§ **Problem to work on**: Write out the data below in full. Keep it exact.

[Records contained in a dataset]
● ● ● ● ● ● ●
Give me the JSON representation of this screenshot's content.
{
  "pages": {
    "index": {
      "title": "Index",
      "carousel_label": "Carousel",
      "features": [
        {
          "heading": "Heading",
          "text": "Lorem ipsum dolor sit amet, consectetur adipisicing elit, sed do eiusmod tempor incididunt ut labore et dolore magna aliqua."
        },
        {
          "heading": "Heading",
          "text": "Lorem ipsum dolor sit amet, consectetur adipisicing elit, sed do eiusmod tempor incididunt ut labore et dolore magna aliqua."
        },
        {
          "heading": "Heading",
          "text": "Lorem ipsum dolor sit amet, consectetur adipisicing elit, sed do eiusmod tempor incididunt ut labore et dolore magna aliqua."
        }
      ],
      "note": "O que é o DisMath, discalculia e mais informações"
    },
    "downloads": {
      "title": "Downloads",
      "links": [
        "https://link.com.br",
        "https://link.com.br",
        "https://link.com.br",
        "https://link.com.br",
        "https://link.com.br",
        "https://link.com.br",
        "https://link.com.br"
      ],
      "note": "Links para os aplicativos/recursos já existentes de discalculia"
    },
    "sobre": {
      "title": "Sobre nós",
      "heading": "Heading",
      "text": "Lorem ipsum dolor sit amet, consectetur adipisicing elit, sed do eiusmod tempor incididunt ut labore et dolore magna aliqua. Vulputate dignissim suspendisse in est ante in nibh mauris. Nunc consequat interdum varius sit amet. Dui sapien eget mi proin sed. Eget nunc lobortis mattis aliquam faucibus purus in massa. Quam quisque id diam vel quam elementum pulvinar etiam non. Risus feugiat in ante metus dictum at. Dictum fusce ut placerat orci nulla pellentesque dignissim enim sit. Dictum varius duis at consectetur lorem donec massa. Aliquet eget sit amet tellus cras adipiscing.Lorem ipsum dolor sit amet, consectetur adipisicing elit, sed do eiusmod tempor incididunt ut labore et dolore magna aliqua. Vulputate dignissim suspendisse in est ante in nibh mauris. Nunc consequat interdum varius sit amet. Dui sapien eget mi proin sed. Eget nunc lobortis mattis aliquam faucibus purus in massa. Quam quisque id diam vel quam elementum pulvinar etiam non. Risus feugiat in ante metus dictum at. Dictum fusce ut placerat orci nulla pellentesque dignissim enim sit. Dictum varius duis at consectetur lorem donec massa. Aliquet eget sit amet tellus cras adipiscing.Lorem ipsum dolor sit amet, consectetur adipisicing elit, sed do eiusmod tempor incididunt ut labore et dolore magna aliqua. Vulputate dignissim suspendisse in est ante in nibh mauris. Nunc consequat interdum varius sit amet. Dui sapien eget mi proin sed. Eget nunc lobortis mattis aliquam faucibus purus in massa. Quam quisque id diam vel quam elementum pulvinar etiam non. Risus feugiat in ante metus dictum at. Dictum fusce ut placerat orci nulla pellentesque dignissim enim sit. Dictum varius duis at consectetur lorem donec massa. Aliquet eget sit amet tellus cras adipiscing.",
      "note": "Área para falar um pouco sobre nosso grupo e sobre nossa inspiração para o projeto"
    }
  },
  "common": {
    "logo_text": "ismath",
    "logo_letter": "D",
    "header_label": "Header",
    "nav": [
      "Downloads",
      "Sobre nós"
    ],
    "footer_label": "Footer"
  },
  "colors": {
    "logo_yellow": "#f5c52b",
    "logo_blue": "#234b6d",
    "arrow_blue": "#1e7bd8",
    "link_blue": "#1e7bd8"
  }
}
● ● ● ● ● ● ●
§ **Result for this exercise**:
Give me the JSON representation of this screenshot's content.
{
  "pages": {
    "index": {
      "title": "Index",
      "carousel_label": "Carousel",
      "features": [
        {
          "heading": "Heading",
          "text": "Lorem ipsum dolor sit amet, consectetur adipisicing elit, sed do eiusmod tempor incididunt ut labore et dolore magna aliqua."
        },
        {
          "heading": "Heading",
          "text": "Lorem ipsum dolor sit amet, consectetur adipisicing elit, sed do eiusmod tempor incididunt ut labore et dolore magna aliqua."
        },
        {
          "heading": "Heading",
          "text": "Lorem ipsum dolor sit amet, consectetur adipisicing elit, sed do eiusmod tempor incididunt ut labore et dolore magna aliqua."
        }
      ],
      "note": "O que é o DisMath, discalculia e mais informações"
    },
    "downloads": {
      "title": "Downloads",
      "links": [
        "https://link.com.br",
        "https://link.com.br",
        "https://link.com.br",
        "https://link.com.br",
        "https://link.com.br",
        "https://link.com.br",
        "https://link.com.br"
      ],
      "note": "Links para os aplicativos/recursos já existentes de discalculia"
    },
    "sobre": {
      "title": "Sobre nós",
      "heading": "Heading",
      "text": "Lorem ipsum dolor sit amet, consectetur adipisicing elit, sed do eiusmod tempor incididunt ut labore et dolore magna aliqua. Vulputate dignissim suspendisse in est ante in nibh mauris. Nunc consequat interdum varius sit amet. Dui sapien eget mi proin sed. Eget nunc lobortis mattis aliquam faucibus purus in massa. Quam quisque id diam vel quam elementum pulvinar etiam non. Risus feugiat in ante metus dictum at. Dictum fusce ut placerat orci nulla pellentesque dignissim enim sit. Dictum varius duis at consectetur lorem donec massa. Aliquet eget sit amet tellus cras adipiscing.Lorem ipsum dolor sit amet, consectetur adipisicing elit, sed do eiusmod tempor incididunt ut labore et dolore magna aliqua. Vulputate dignissim suspendisse in est ante in nibh mauris. Nunc consequat interdum varius sit amet. Dui sapien eget mi proin sed. Eget nunc lobortis mattis aliquam faucibus purus in massa. Quam quisque id diam vel quam elementum pulvinar etiam non. Risus feugiat in ante metus dictum at. Dictum fusce ut placerat orci nulla pellentesque dignissim enim sit. Dictum varius duis at consectetur lorem donec massa. Aliquet eget sit amet tellus cras adipiscing.Lorem ipsum dolor sit amet, consectetur adipisicing elit, sed do eiusmod tempor incididunt ut labore et dolore magna aliqua. Vulputate dignissim suspendisse in est ante in nibh mauris. Nunc consequat interdum varius sit amet. Dui sapien eget mi proin sed. Eget nunc lobortis mattis aliquam faucibus purus in massa. Quam quisque id diam vel quam elementum pulvinar etiam non. Risus feugiat in ante metus dictum at. Dictum fusce ut placerat orci nulla pellentesque dignissim enim sit. Dictum varius duis at consectetur lorem donec massa. Aliquet eget sit amet tellus cras adipiscing.",
      "note": "Área para falar um pouco sobre nosso grupo e sobre nossa inspiração para o projeto"
    }
  },
  "common": {
    "logo_text": "ismath",
    "logo_letter": "D",
    "header_label": "Header",
    "nav": [
      "Downloads",
      "Sobre nós"
    ],
    "footer_label": "Footer"
  },
  "colors": {
    "logo_yellow": "#f5c52b",
    "logo_blue": "#234b6d",
    "arrow_blue": "#1e7bd8",
    "link_blue": "#1e7bd8"
  }
}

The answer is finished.